[Provided material]:
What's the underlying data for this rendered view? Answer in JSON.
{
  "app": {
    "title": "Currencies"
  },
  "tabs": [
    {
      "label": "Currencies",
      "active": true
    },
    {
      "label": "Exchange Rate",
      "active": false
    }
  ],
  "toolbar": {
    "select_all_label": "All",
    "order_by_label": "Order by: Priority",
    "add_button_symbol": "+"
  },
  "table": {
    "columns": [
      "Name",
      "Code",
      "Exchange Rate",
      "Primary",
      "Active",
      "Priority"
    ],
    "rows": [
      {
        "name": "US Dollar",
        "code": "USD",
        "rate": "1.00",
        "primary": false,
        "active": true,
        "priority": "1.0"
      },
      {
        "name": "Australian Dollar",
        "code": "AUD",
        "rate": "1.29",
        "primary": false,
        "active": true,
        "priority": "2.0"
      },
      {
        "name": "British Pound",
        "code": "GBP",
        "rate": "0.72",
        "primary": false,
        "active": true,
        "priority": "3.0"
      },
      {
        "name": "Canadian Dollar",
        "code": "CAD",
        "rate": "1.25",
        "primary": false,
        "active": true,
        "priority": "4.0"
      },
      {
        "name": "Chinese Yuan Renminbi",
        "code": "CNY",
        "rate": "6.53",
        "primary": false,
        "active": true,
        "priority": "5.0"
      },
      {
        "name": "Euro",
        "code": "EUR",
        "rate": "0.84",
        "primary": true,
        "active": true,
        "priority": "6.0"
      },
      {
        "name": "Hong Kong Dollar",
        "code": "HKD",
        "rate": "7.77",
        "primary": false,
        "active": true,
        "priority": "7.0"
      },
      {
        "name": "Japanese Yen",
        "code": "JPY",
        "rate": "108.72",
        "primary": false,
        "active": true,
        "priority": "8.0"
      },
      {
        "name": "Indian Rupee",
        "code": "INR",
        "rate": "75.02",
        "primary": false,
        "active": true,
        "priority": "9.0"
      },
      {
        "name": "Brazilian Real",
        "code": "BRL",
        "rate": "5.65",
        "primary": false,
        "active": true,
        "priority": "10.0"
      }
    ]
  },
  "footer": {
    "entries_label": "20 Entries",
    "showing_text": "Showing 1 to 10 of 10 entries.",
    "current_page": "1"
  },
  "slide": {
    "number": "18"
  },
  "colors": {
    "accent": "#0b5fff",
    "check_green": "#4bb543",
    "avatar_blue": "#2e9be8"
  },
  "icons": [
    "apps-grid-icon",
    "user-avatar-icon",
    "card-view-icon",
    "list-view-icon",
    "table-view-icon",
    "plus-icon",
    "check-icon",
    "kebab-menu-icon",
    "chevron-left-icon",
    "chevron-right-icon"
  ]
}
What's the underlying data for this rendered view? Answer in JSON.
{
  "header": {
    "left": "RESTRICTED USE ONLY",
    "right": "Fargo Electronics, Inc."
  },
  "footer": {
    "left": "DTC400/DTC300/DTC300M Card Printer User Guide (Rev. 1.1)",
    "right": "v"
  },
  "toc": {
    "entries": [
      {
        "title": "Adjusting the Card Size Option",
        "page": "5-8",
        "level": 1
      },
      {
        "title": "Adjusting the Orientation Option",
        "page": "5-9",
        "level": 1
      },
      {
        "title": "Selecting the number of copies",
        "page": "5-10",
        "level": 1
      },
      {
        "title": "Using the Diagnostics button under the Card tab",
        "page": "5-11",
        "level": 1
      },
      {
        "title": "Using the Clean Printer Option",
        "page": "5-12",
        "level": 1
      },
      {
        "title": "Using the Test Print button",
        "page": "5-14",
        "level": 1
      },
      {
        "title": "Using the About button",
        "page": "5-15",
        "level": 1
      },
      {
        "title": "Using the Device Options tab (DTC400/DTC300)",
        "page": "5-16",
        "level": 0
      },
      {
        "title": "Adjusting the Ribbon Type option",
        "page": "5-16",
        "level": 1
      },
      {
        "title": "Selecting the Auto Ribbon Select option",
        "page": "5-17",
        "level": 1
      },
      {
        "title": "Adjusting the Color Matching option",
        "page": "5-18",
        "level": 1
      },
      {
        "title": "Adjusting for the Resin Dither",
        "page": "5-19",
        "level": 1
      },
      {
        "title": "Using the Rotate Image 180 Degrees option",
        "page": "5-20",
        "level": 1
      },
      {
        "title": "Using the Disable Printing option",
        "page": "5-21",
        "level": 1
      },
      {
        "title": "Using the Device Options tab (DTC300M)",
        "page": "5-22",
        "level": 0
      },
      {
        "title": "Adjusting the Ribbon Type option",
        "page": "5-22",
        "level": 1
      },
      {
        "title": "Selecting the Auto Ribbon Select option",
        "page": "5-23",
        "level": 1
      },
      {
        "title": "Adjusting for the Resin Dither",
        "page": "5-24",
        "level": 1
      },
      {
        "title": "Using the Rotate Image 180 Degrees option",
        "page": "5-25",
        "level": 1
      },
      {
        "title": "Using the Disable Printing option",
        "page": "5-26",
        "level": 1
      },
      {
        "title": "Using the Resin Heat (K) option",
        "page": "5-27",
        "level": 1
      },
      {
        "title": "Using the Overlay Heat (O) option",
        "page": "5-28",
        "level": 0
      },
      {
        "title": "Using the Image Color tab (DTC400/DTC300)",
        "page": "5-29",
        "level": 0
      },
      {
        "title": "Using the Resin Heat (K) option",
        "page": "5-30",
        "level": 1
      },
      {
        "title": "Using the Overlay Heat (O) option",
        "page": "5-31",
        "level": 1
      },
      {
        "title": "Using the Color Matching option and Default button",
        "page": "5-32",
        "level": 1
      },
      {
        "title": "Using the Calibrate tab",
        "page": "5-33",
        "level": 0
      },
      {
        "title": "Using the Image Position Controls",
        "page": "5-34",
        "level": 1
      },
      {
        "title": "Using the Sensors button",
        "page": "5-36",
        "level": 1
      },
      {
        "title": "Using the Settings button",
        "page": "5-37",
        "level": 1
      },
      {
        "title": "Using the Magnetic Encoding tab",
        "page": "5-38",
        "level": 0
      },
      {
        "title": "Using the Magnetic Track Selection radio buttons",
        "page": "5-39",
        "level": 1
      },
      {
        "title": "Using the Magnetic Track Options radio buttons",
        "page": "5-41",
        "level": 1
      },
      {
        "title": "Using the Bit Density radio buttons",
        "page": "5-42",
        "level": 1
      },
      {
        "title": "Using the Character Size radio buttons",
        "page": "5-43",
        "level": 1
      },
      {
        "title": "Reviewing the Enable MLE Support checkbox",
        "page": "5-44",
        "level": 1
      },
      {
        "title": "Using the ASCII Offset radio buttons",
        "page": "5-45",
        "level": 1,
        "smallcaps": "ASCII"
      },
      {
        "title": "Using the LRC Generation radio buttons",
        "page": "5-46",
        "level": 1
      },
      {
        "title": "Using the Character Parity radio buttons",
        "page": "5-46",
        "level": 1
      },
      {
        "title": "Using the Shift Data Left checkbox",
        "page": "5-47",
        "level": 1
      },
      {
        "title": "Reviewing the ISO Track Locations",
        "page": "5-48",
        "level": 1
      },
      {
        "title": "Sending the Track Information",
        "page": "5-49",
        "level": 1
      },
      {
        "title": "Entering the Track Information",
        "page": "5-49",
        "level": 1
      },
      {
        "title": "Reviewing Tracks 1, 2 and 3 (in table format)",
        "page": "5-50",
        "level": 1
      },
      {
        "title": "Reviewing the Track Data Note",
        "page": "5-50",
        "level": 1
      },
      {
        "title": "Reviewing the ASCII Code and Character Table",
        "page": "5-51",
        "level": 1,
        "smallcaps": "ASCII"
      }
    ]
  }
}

[Exercise requirements]: Look through the data above. Find each line with the string "Magnetic" and copy it.

[The completed task]:
        "title": "Using the Magnetic Encoding tab",
        "title": "Using the Magnetic Track Selection radio buttons",
        "title": "Using the Magnetic Track Options radio buttons",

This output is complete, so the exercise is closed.